Exercise material:

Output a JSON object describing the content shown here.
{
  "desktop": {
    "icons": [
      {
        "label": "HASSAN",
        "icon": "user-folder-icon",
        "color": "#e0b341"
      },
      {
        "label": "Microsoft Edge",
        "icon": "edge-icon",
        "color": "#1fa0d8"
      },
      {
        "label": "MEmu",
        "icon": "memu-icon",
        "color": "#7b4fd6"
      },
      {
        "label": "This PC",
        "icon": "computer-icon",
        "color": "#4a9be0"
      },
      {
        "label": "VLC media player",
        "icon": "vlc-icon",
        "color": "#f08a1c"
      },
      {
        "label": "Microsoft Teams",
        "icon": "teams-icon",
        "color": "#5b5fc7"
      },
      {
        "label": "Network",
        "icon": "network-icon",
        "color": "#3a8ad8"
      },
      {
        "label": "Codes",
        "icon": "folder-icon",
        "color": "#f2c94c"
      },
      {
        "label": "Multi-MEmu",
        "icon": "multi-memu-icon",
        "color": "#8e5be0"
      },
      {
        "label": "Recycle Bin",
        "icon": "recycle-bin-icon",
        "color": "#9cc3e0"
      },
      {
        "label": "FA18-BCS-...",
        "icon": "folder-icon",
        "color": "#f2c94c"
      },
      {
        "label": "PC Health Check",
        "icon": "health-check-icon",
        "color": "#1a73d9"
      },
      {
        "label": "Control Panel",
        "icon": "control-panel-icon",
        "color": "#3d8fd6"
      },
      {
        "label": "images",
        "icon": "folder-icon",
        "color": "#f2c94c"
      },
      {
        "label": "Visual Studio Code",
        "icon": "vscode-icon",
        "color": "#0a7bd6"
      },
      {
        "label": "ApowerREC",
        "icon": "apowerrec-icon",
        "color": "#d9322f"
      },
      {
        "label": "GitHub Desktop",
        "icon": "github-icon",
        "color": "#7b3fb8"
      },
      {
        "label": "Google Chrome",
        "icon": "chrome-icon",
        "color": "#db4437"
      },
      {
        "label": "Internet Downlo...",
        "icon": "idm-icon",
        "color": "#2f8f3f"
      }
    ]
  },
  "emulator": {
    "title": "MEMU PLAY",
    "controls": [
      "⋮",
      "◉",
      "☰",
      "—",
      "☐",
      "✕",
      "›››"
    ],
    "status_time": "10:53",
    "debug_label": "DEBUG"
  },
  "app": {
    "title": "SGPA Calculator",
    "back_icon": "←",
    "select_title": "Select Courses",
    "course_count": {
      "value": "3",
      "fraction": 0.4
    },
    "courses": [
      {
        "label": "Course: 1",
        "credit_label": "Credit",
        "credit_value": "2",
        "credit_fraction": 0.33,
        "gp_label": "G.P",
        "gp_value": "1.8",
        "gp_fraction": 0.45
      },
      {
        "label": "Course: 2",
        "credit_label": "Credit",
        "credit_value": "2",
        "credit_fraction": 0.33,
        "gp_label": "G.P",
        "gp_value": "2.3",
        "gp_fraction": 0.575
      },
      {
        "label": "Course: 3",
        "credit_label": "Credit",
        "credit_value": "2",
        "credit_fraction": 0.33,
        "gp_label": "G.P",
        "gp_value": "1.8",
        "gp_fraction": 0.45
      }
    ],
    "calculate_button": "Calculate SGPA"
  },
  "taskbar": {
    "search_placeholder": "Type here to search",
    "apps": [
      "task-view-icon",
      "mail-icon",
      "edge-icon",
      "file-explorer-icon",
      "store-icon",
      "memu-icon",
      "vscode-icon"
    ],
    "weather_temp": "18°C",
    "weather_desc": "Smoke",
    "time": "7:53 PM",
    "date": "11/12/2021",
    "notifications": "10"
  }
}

Job:
Write out every entry again exactly, please, with nothing missing.

Response to the exercise:
Output a JSON object describing the content shown here.
{
  "desktop": {
    "icons": [
      {
        "label": "HASSAN",
        "icon": "user-folder-icon",
        "color": "#e0b341"
      },
      {
        "label": "Microsoft Edge",
        "icon": "edge-icon",
        "color": "#1fa0d8"
      },
      {
        "label": "MEmu",
        "icon": "memu-icon",
        "color": "#7b4fd6"
      },
      {
        "label": "This PC",
        "icon": "computer-icon",
        "color": "#4a9be0"
      },
      {
        "label": "VLC media player",
        "icon": "vlc-icon",
        "color": "#f08a1c"
      },
      {
        "label": "Microsoft Teams",
        "icon": "teams-icon",
        "color": "#5b5fc7"
      },
      {
        "label": "Network",
        "icon": "network-icon",
        "color": "#3a8ad8"
      },
      {
        "label": "Codes",
        "icon": "folder-icon",
        "color": "#f2c94c"
      },
      {
        "label": "Multi-MEmu",
        "icon": "multi-memu-icon",
        "color": "#8e5be0"
      },
      {
        "label": "Recycle Bin",
        "icon": "recycle-bin-icon",
        "color": "#9cc3e0"
      },
      {
        "label": "FA18-BCS-...",
        "icon": "folder-icon",
        "color": "#f2c94c"
      },
      {
        "label": "PC Health Check",
        "icon": "health-check-icon",
        "color": "#1a73d9"
      },
      {
        "label": "Control Panel",
        "icon": "control-panel-icon",
        "color": "#3d8fd6"
      },
      {
        "label": "images",
        "icon": "folder-icon",
        "color": "#f2c94c"
      },
      {
        "label": "Visual Studio Code",
        "icon": "vscode-icon",
        "color": "#0a7bd6"
      },
      {
        "label": "ApowerREC",
        "icon": "apowerrec-icon",
        "color": "#d9322f"
      },
      {
        "label": "GitHub Desktop",
        "icon": "github-icon",
        "color": "#7b3fb8"
      },
      {
        "label": "Google Chrome",
        "icon": "chrome-icon",
        "color": "#db4437"
      },
      {
        "label": "Internet Downlo...",
        "icon": "idm-icon",
        "color": "#2f8f3f"
      }
    ]
  },
  "emulator": {
    "title": "MEMU PLAY",
    "controls": [
      "⋮",
      "◉",
      "☰",
      "—",
      "☐",
      "✕",
      "›››"
    ],
    "status_time": "10:53",
    "debug_label": "DEBUG"
  },
  "app": {
    "title": "SGPA Calculator",
    "back_icon": "←",
    "select_title": "Select Courses",
    "course_count": {
      "value": "3",
      "fraction": 0.4
    },
    "courses": [
      {
        "label": "Course: 1",
        "credit_label": "Credit",
        "credit_value": "2",
        "credit_fraction": 0.33,
        "gp_label": "G.P",
        "gp_value": "1.8",
        "gp_fraction": 0.45
      },
      {
        "label": "Course: 2",
        "credit_label": "Credit",
        "credit_value": "2",
        "credit_fraction": 0.33,
        "gp_label": "G.P",
        "gp_value": "2.3",
        "gp_fraction": 0.575
      },
      {
        "label": "Course: 3",
        "credit_label": "Credit",
        "credit_value": "2",
        "credit_fraction": 0.33,
        "gp_label": "G.P",
        "gp_value": "1.8",
        "gp_fraction": 0.45
      }
    ],
    "calculate_button": "Calculate SGPA"
  },
  "taskbar": {
    "search_placeholder": "Type here to search",
    "apps": [
      "task-view-icon",
      "mail-icon",
      "edge-icon",
      "file-explorer-icon",
      "store-icon",
      "memu-icon",
      "vscode-icon"
    ],
    "weather_temp": "18°C",
    "weather_desc": "Smoke",
    "time": "7:53 PM",
    "date": "11/12/2021",
    "notifications": "10"
  }
}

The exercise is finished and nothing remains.